Source data
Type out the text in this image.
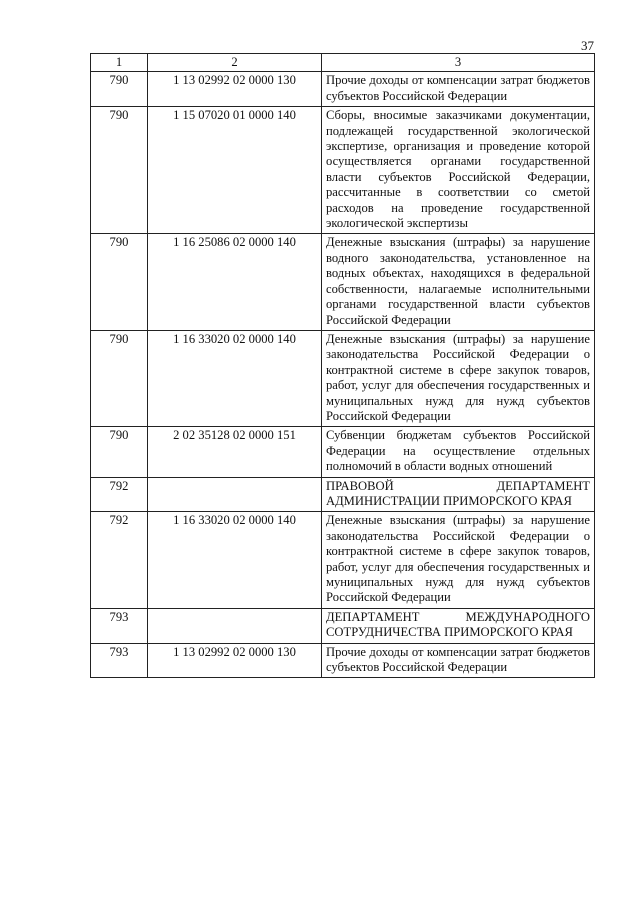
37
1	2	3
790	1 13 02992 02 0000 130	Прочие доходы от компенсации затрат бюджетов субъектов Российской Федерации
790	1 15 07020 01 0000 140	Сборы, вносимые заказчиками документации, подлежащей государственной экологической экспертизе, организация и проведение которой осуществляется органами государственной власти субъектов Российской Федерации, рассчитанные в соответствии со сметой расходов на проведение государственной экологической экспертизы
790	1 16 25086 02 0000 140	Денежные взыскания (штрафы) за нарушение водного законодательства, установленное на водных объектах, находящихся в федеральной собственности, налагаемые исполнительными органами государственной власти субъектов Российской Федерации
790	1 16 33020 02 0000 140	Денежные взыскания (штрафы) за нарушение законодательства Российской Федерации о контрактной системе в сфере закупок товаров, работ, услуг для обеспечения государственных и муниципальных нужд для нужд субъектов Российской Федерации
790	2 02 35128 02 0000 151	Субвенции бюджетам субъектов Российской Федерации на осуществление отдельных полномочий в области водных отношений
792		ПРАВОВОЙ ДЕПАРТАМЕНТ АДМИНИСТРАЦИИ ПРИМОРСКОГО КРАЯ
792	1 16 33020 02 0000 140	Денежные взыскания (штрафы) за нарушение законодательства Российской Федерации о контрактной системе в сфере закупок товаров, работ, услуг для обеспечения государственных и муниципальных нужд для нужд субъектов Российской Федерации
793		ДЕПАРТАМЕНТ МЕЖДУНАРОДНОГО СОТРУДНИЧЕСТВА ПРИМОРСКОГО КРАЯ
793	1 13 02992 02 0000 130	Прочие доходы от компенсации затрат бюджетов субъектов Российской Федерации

* Stated task
Go through the entries above and count the lines containing the word "затрат"; give only that count.

* Output for this exercise
2